(Exercise inputs)
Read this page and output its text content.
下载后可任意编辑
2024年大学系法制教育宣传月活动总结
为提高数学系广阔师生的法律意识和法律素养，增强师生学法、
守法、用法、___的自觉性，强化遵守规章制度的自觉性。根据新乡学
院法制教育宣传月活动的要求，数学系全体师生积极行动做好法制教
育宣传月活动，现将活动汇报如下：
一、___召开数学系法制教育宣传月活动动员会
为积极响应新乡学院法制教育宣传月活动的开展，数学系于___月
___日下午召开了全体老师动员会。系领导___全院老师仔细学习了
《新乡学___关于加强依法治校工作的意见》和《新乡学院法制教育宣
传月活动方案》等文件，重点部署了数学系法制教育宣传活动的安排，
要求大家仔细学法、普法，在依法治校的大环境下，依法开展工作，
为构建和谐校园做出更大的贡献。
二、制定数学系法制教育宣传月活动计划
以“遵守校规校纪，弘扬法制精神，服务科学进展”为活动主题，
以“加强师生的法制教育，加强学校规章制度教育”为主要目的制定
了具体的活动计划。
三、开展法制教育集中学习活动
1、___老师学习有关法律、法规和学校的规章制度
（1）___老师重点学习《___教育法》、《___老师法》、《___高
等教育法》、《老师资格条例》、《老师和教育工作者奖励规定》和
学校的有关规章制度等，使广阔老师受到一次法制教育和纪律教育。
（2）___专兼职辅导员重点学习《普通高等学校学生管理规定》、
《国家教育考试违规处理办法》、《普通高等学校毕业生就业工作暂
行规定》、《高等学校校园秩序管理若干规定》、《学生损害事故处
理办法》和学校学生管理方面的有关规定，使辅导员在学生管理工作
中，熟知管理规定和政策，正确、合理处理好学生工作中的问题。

(What to do) Output the listing above word for word.

(Answer to this exercise)
Read this page and output its text content.
下载后可任意编辑
2024年大学系法制教育宣传月活动总结
为提高数学系广阔师生的法律意识和法律素养，增强师生学法、
守法、用法、___的自觉性，强化遵守规章制度的自觉性。根据新乡学
院法制教育宣传月活动的要求，数学系全体师生积极行动做好法制教
育宣传月活动，现将活动汇报如下：
一、___召开数学系法制教育宣传月活动动员会
为积极响应新乡学院法制教育宣传月活动的开展，数学系于___月
___日下午召开了全体老师动员会。系领导___全院老师仔细学习了
《新乡学___关于加强依法治校工作的意见》和《新乡学院法制教育宣
传月活动方案》等文件，重点部署了数学系法制教育宣传活动的安排，
要求大家仔细学法、普法，在依法治校的大环境下，依法开展工作，
为构建和谐校园做出更大的贡献。
二、制定数学系法制教育宣传月活动计划
以“遵守校规校纪，弘扬法制精神，服务科学进展”为活动主题，
以“加强师生的法制教育，加强学校规章制度教育”为主要目的制定
了具体的活动计划。
三、开展法制教育集中学习活动
1、___老师学习有关法律、法规和学校的规章制度
（1）___老师重点学习《___教育法》、《___老师法》、《___高
等教育法》、《老师资格条例》、《老师和教育工作者奖励规定》和
学校的有关规章制度等，使广阔老师受到一次法制教育和纪律教育。
（2）___专兼职辅导员重点学习《普通高等学校学生管理规定》、
《国家教育考试违规处理办法》、《普通高等学校毕业生就业工作暂
行规定》、《高等学校校园秩序管理若干规定》、《学生损害事故处
理办法》和学校学生管理方面的有关规定，使辅导员在学生管理工作
中，熟知管理规定和政策，正确、合理处理好学生工作中的问题。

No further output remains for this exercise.